**Request**.
Scan the material and copy every line in which "Dixon" appears.

**Excerpted records**.
=======

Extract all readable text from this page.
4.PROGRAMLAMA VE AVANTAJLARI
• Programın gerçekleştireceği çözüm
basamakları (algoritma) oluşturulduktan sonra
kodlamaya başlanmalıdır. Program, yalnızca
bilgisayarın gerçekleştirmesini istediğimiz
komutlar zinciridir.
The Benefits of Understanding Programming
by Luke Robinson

=======

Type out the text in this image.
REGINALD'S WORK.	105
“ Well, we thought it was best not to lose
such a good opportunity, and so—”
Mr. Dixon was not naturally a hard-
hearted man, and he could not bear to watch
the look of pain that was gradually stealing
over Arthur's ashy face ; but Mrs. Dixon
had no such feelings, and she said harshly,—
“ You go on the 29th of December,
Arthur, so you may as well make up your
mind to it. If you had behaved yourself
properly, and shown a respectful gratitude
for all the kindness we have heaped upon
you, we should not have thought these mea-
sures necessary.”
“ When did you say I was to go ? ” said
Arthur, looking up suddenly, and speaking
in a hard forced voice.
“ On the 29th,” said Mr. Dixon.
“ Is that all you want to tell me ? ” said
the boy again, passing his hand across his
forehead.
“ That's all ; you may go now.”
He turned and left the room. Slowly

=======

**Complete output**.
Mr. Dixon was not naturally a hard-
over Arthur's ashy face ; but Mrs. Dixon
“ On the 29th,” said Mr. Dixon.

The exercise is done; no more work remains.